%%

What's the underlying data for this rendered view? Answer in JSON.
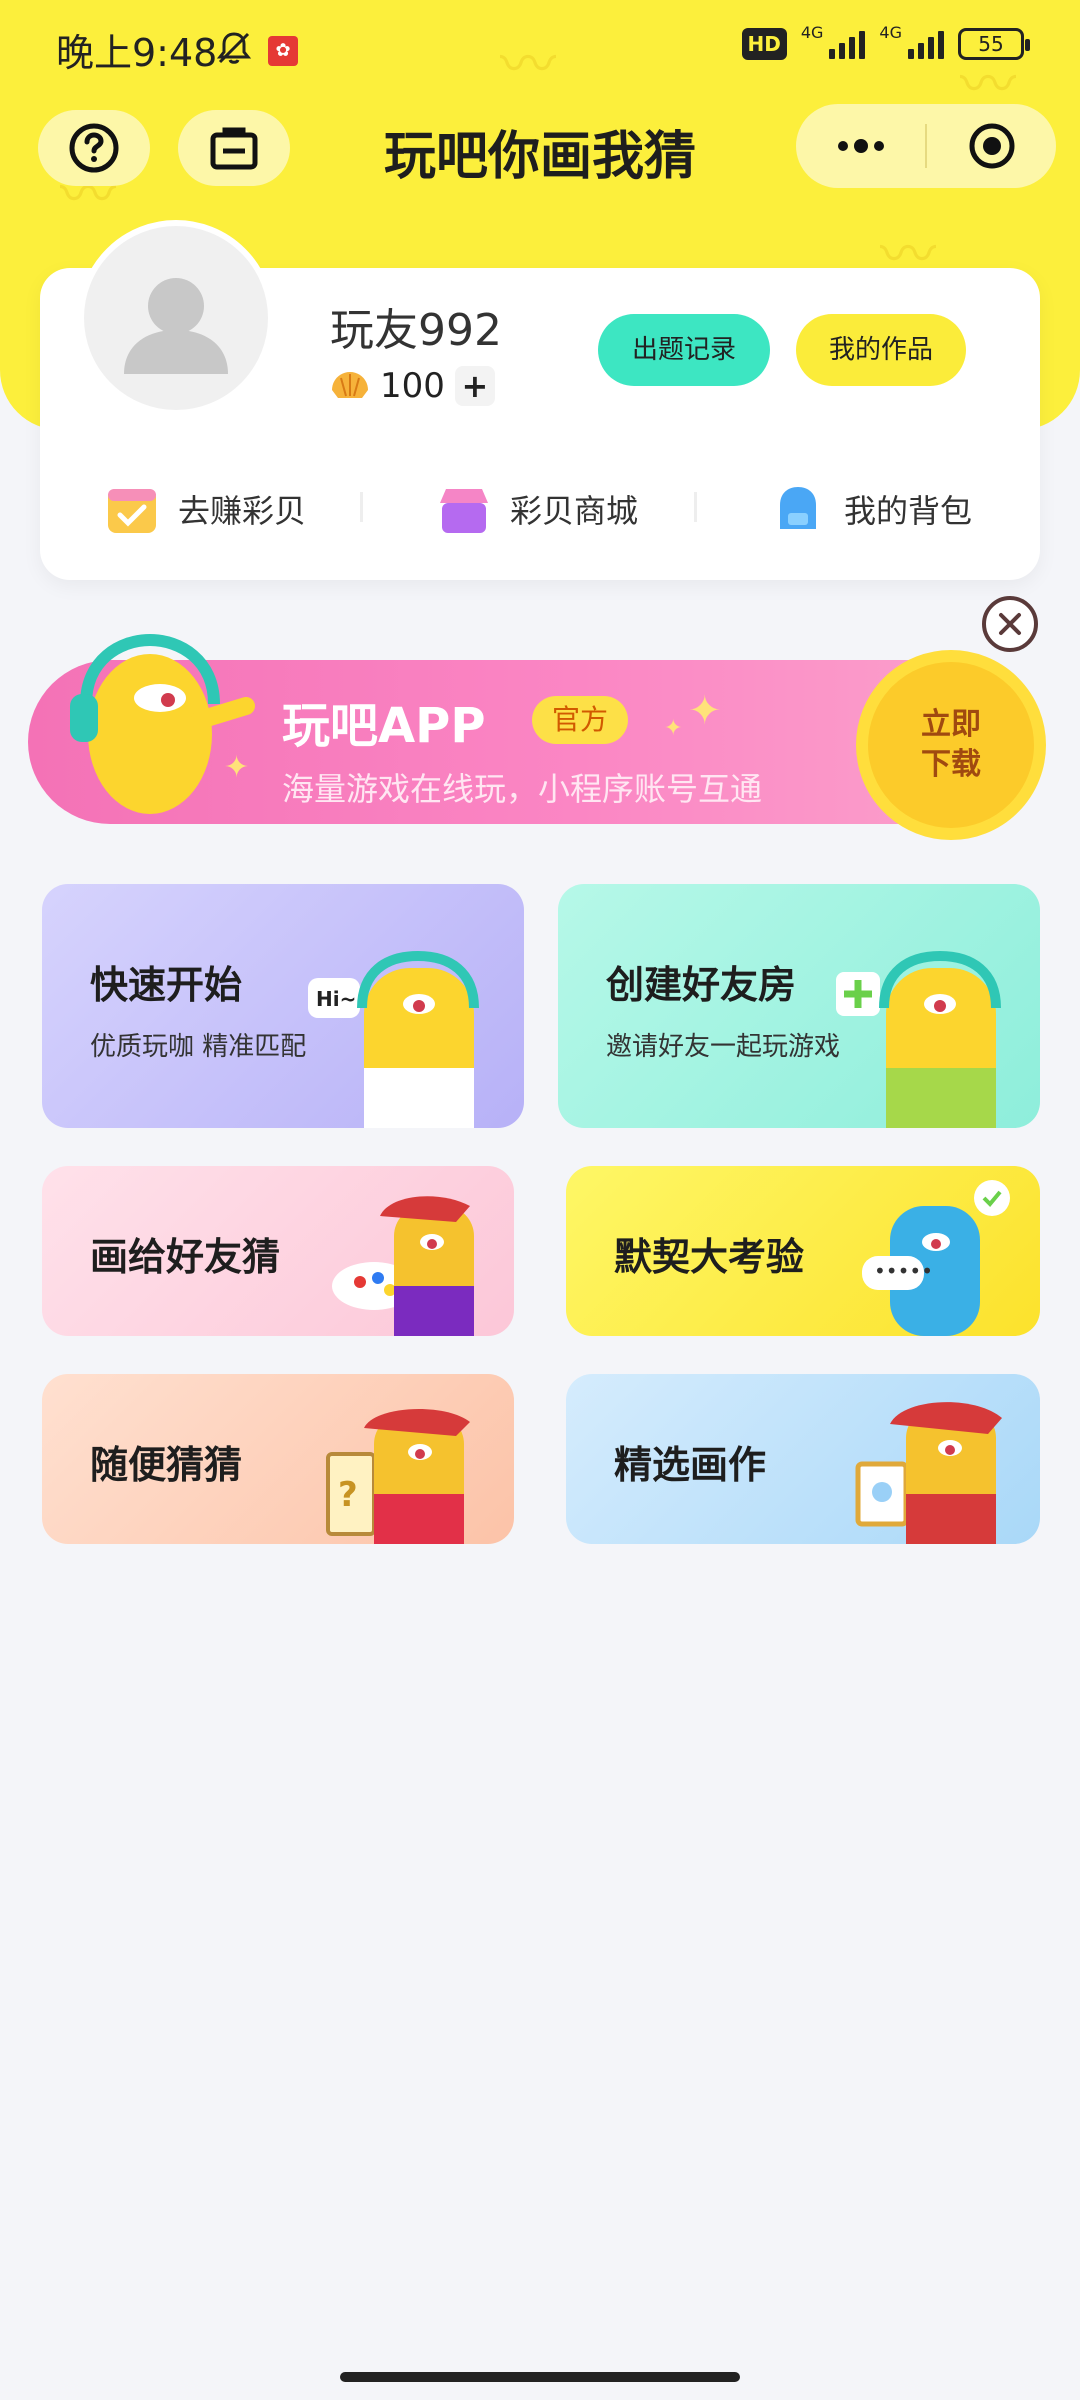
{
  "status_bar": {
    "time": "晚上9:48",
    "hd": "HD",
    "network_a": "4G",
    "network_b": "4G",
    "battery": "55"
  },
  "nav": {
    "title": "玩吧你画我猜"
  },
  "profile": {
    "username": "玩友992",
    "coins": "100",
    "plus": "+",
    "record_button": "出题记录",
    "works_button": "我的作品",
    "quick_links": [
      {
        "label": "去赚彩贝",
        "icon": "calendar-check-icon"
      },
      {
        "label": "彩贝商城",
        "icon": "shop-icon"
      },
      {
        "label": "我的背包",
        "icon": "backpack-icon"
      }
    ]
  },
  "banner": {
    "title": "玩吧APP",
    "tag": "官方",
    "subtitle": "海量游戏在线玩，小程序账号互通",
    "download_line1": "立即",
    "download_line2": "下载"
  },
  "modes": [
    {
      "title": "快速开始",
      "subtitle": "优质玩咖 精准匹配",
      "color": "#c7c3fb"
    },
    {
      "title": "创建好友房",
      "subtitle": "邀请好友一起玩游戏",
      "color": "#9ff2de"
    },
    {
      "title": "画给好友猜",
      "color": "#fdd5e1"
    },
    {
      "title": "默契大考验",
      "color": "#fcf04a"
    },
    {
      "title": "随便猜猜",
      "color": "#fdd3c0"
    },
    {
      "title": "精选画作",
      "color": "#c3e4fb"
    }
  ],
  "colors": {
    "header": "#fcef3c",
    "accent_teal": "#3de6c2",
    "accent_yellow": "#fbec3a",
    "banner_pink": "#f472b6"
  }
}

%%

Direction - Pick out lines containing the word "subtitle", each one as written.

Solved problem -
    "subtitle": "海量游戏在线玩，小程序账号互通",
      "subtitle": "优质玩咖 精准匹配",
      "subtitle": "邀请好友一起玩游戏",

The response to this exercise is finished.